Saved data entries:

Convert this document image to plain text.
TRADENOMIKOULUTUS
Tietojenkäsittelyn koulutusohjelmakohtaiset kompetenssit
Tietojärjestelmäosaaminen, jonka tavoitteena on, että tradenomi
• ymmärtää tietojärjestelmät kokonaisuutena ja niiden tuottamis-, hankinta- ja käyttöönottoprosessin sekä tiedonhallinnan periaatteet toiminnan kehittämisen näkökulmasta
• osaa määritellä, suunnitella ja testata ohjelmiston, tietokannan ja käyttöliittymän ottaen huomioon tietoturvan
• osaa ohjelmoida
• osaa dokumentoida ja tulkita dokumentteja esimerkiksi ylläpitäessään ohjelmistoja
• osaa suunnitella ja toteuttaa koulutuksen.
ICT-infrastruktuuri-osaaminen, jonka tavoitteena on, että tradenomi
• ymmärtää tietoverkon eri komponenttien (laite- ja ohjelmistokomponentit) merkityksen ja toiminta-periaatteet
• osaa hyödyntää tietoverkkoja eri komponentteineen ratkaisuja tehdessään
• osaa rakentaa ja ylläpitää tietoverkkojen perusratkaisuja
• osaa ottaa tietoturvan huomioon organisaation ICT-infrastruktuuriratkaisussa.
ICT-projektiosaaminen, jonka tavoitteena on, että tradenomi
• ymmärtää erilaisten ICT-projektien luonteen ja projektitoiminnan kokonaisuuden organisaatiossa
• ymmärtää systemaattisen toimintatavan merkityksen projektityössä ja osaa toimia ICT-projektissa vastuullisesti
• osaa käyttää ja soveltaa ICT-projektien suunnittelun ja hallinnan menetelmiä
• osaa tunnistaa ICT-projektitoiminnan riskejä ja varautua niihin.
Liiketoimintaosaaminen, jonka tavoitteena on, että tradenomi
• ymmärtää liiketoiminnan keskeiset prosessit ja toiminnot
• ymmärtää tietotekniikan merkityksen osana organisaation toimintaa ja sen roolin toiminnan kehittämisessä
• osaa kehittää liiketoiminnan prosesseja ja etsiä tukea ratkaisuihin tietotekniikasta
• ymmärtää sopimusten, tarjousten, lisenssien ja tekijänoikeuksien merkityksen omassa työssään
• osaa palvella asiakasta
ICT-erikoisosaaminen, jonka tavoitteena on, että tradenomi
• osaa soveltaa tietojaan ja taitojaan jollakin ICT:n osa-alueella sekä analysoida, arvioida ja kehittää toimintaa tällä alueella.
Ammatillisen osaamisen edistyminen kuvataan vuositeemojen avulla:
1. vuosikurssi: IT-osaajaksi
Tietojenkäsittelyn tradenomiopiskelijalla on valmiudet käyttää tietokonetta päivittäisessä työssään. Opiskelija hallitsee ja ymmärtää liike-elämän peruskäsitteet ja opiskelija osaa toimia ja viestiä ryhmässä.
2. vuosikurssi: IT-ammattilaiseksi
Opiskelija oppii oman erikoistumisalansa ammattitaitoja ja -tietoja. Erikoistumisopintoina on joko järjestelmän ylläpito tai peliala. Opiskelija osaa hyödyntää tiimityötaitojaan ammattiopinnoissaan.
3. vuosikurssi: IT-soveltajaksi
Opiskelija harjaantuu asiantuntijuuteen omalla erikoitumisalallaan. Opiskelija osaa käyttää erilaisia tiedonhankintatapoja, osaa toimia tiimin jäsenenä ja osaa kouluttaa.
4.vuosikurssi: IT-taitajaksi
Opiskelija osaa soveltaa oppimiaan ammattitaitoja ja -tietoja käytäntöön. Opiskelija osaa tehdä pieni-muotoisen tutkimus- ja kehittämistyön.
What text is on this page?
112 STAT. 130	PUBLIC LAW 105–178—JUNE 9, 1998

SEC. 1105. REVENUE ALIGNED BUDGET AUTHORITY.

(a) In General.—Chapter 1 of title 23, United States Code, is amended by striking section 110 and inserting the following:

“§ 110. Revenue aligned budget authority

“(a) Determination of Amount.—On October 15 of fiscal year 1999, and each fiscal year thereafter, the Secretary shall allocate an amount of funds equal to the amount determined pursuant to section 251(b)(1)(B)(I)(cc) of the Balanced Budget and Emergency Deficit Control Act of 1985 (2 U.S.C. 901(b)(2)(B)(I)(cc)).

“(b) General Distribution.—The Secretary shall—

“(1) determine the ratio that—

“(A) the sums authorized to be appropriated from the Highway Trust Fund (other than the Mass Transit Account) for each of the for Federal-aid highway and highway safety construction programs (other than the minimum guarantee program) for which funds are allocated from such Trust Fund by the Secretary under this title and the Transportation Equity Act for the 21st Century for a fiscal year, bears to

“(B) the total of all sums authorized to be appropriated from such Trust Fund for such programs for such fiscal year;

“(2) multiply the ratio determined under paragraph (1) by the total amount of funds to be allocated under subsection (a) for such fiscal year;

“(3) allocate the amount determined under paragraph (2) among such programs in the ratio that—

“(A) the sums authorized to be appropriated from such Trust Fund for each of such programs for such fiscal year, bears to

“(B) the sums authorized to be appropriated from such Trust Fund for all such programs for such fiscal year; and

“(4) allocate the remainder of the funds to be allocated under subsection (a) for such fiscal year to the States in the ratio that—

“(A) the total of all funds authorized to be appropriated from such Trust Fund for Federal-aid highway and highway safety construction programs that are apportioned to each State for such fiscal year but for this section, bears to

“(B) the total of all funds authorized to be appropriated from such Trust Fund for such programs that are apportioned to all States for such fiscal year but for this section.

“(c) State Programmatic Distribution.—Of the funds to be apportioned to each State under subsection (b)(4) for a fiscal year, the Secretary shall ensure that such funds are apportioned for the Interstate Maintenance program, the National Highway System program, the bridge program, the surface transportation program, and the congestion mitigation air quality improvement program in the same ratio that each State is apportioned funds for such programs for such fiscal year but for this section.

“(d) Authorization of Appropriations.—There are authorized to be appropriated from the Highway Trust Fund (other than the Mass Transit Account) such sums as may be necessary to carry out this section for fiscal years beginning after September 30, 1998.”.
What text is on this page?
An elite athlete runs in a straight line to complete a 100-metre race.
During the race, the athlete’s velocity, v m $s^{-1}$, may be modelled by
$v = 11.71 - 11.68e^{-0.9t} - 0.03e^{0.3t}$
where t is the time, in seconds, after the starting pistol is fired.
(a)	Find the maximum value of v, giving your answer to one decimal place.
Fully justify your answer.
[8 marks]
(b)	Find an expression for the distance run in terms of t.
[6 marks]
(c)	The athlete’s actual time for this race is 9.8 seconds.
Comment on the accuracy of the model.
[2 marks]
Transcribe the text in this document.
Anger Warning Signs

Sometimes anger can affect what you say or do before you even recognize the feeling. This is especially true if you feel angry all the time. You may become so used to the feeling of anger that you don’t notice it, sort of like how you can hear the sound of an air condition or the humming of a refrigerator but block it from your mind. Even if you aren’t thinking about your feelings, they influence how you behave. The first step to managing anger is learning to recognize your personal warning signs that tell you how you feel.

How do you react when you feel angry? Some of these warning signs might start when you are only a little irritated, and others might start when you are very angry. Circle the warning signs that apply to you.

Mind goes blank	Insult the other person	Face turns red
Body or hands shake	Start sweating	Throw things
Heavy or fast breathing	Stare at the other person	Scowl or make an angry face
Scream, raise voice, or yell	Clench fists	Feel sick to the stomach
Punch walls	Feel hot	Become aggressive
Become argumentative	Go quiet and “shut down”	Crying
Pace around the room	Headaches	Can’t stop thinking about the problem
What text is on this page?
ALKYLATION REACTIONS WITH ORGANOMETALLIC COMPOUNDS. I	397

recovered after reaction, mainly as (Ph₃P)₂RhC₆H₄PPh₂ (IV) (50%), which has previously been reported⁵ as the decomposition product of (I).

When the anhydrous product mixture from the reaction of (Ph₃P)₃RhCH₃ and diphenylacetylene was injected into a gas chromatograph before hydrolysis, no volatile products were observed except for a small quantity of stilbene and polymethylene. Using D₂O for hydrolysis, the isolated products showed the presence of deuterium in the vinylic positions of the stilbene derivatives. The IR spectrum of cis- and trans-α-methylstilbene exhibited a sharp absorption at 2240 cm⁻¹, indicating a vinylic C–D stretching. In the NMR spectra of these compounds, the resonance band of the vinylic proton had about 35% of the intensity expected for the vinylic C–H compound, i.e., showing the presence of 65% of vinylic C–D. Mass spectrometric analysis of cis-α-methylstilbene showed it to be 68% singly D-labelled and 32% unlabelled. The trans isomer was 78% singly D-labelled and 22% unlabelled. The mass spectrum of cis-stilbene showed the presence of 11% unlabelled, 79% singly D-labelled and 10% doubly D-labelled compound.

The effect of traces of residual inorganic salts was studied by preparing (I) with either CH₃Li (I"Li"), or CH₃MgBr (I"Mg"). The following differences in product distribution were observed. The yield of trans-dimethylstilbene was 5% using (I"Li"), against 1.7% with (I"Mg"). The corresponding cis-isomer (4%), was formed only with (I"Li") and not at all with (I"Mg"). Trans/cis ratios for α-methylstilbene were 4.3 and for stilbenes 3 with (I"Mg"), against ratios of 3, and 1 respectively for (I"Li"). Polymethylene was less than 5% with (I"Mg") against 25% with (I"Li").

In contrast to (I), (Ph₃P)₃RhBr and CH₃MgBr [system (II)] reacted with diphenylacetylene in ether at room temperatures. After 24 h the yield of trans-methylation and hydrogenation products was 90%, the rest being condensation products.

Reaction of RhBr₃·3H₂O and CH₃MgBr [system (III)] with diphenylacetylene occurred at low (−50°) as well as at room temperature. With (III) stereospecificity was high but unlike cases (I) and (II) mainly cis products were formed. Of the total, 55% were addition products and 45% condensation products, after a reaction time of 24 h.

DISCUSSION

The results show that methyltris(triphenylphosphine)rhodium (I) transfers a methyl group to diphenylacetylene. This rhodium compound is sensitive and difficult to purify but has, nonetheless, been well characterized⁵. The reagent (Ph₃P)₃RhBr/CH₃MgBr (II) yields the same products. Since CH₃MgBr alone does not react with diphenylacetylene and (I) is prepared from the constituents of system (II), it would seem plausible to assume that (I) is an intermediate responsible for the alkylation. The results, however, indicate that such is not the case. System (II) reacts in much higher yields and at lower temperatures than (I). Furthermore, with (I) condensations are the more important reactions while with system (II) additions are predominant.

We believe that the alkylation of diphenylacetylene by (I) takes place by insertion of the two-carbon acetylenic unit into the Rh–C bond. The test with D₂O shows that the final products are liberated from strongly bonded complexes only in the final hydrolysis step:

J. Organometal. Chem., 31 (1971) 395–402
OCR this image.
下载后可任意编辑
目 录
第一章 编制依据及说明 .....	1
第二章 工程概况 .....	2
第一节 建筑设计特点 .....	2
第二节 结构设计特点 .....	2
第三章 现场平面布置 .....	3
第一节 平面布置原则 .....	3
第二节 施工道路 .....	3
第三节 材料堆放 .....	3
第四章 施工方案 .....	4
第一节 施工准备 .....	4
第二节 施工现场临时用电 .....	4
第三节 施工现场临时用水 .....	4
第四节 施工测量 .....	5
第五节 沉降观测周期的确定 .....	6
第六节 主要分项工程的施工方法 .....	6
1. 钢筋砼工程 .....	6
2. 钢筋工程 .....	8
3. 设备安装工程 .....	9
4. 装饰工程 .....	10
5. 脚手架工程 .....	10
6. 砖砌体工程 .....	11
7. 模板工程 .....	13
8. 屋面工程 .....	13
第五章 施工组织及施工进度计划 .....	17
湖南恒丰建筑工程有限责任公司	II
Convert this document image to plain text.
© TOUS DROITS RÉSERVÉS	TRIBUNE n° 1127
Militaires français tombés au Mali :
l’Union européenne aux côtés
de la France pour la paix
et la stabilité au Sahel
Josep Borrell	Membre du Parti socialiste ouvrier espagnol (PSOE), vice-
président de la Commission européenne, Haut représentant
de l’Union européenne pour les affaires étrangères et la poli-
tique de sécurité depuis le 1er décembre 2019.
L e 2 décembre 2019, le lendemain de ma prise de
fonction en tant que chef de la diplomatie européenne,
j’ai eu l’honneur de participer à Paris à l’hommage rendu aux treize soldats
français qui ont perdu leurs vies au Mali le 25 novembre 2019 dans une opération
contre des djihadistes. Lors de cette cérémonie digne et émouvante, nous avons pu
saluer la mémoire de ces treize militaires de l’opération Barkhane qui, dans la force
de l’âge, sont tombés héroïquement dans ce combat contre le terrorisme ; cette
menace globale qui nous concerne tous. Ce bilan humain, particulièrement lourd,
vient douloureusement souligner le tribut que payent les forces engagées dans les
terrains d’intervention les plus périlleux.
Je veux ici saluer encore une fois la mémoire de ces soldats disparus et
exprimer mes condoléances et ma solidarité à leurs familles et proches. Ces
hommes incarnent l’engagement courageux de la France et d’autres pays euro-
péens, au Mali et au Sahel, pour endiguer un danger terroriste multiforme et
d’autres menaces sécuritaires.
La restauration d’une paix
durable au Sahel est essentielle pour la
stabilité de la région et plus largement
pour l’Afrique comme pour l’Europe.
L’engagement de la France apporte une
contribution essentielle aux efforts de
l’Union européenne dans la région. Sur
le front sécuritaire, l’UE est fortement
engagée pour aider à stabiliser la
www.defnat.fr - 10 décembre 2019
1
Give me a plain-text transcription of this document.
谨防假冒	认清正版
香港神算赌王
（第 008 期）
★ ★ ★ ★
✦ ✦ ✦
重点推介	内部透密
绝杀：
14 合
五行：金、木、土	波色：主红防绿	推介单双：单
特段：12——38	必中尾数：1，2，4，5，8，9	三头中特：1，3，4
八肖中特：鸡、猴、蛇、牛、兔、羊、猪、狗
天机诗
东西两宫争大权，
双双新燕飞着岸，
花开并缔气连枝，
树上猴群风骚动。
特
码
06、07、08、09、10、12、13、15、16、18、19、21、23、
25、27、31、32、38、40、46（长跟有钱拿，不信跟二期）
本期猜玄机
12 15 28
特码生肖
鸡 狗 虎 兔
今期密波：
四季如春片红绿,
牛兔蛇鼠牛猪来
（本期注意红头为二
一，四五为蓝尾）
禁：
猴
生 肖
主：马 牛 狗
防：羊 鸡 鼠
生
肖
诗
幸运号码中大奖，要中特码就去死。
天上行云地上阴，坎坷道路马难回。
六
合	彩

# [WORK TO DO]
Working from the listing above, pick out every line that has "ammattitaitoja" and copy it.

# [FINISHED ANSWER]
Opiskelija oppii oman erikoistumisalansa ammattitaitoja ja -tietoja. Erikoistumisopintoina on joko järjestelmän ylläpito tai peliala. Opiskelija osaa hyödyntää tiimityötaitojaan ammattiopinnoissaan.
Opiskelija osaa soveltaa oppimiaan ammattitaitoja ja -tietoja käytäntöön. Opiskelija osaa tehdä pieni-muotoisen tutkimus- ja kehittämistyön.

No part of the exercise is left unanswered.